Items from a dataset
----------------------------------------
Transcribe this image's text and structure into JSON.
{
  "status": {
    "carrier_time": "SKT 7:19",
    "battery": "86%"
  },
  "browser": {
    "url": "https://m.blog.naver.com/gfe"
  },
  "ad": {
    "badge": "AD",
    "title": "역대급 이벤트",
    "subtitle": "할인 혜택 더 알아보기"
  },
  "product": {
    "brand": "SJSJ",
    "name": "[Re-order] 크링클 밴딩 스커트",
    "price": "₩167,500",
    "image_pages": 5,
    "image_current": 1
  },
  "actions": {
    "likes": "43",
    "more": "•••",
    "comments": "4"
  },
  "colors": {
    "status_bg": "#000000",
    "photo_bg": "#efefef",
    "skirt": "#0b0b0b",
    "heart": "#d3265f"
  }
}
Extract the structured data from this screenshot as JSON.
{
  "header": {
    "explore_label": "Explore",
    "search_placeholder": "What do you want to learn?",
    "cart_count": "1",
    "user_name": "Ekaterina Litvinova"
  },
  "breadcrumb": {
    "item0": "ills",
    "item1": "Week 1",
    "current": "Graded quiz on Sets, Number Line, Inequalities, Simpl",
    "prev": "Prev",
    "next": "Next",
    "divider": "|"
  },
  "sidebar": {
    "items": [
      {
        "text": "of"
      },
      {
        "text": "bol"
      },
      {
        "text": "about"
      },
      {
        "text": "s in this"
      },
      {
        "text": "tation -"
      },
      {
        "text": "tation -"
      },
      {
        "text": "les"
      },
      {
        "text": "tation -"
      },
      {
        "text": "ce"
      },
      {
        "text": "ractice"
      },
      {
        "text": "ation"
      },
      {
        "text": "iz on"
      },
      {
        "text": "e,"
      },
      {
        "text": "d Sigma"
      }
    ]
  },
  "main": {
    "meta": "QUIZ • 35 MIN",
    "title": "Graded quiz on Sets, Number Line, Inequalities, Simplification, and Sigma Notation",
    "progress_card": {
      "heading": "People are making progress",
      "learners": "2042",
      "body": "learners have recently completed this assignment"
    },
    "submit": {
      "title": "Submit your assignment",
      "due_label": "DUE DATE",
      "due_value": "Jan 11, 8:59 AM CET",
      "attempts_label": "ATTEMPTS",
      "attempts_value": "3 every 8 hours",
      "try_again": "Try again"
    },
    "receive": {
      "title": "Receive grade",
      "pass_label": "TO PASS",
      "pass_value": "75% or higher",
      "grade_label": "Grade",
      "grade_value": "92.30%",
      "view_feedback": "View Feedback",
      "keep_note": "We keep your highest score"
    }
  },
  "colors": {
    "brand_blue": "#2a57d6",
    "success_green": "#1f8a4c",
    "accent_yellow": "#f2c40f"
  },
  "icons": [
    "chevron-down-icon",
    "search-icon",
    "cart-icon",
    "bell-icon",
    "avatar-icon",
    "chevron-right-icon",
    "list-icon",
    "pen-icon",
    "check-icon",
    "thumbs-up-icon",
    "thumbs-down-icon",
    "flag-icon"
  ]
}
----------------------------------------
- **Your instructions**: Extract every entry in the listing word for word.

- **The output**:
Transcribe this image's text and structure into JSON.
{
  "status": {
    "carrier_time": "SKT 7:19",
    "battery": "86%"
  },
  "browser": {
    "url": "https://m.blog.naver.com/gfe"
  },
  "ad": {
    "badge": "AD",
    "title": "역대급 이벤트",
    "subtitle": "할인 혜택 더 알아보기"
  },
  "product": {
    "brand": "SJSJ",
    "name": "[Re-order] 크링클 밴딩 스커트",
    "price": "₩167,500",
    "image_pages": 5,
    "image_current": 1
  },
  "actions": {
    "likes": "43",
    "more": "•••",
    "comments": "4"
  },
  "colors": {
    "status_bg": "#000000",
    "photo_bg": "#efefef",
    "skirt": "#0b0b0b",
    "heart": "#d3265f"
  }
}
Extract the structured data from this screenshot as JSON.
{
  "header": {
    "explore_label": "Explore",
    "search_placeholder": "What do you want to learn?",
    "cart_count": "1",
    "user_name": "Ekaterina Litvinova"
  },
  "breadcrumb": {
    "item0": "ills",
    "item1": "Week 1",
    "current": "Graded quiz on Sets, Number Line, Inequalities, Simpl",
    "prev": "Prev",
    "next": "Next",
    "divider": "|"
  },
  "sidebar": {
    "items": [
      {
        "text": "of"
      },
      {
        "text": "bol"
      },
      {
        "text": "about"
      },
      {
        "text": "s in this"
      },
      {
        "text": "tation -"
      },
      {
        "text": "tation -"
      },
      {
        "text": "les"
      },
      {
        "text": "tation -"
      },
      {
        "text": "ce"
      },
      {
        "text": "ractice"
      },
      {
        "text": "ation"
      },
      {
        "text": "iz on"
      },
      {
        "text": "e,"
      },
      {
        "text": "d Sigma"
      }
    ]
  },
  "main": {
    "meta": "QUIZ • 35 MIN",
    "title": "Graded quiz on Sets, Number Line, Inequalities, Simplification, and Sigma Notation",
    "progress_card": {
      "heading": "People are making progress",
      "learners": "2042",
      "body": "learners have recently completed this assignment"
    },
    "submit": {
      "title": "Submit your assignment",
      "due_label": "DUE DATE",
      "due_value": "Jan 11, 8:59 AM CET",
      "attempts_label": "ATTEMPTS",
      "attempts_value": "3 every 8 hours",
      "try_again": "Try again"
    },
    "receive": {
      "title": "Receive grade",
      "pass_label": "TO PASS",
      "pass_value": "75% or higher",
      "grade_label": "Grade",
      "grade_value": "92.30%",
      "view_feedback": "View Feedback",
      "keep_note": "We keep your highest score"
    }
  },
  "colors": {
    "brand_blue": "#2a57d6",
    "success_green": "#1f8a4c",
    "accent_yellow": "#f2c40f"
  },
  "icons": [
    "chevron-down-icon",
    "search-icon",
    "cart-icon",
    "bell-icon",
    "avatar-icon",
    "chevron-right-icon",
    "list-icon",
    "pen-icon",
    "check-icon",
    "thumbs-up-icon",
    "thumbs-down-icon",
    "flag-icon"
  ]
}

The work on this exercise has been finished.